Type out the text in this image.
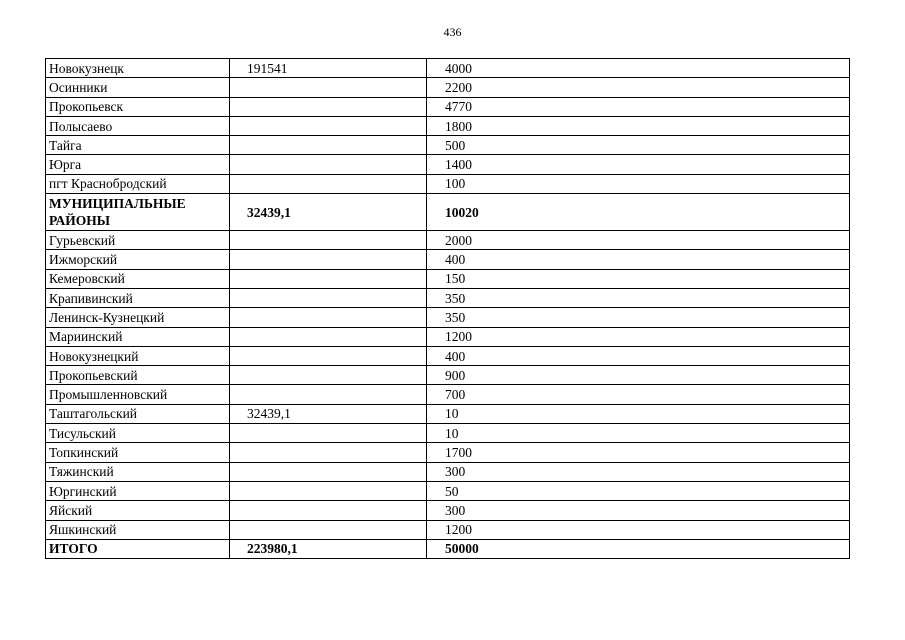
436
Новокузнецк	191541	4000
Осинники		2200
Прокопьевск		4770
Полысаево		1800
Тайга		500
Юрга		1400
пгт Краснобродский		100
МУНИЦИПАЛЬНЫЕ РАЙОНЫ	32439,1	10020
Гурьевский		2000
Ижморский		400
Кемеровский		150
Крапивинский		350
Ленинск-Кузнецкий		350
Мариинский		1200
Новокузнецкий		400
Прокопьевский		900
Промышленновский		700
Таштагольский	32439,1	10
Тисульский		10
Топкинский		1700
Тяжинский		300
Юргинский		50
Яйский		300
Яшкинский		1200
ИТОГО	223980,1	50000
__________
§ Task details: Quote the data above in full and without alteration; skip the pictures.

§ Expected output:
Type out the text in this image.
436
Новокузнецк	191541	4000
Осинники		2200
Прокопьевск		4770
Полысаево		1800
Тайга		500
Юрга		1400
пгт Краснобродский		100
МУНИЦИПАЛЬНЫЕ РАЙОНЫ	32439,1	10020
Гурьевский		2000
Ижморский		400
Кемеровский		150
Крапивинский		350
Ленинск-Кузнецкий		350
Мариинский		1200
Новокузнецкий		400
Прокопьевский		900
Промышленновский		700
Таштагольский	32439,1	10
Тисульский		10
Топкинский		1700
Тяжинский		300
Юргинский		50
Яйский		300
Яшкинский		1200
ИТОГО	223980,1	50000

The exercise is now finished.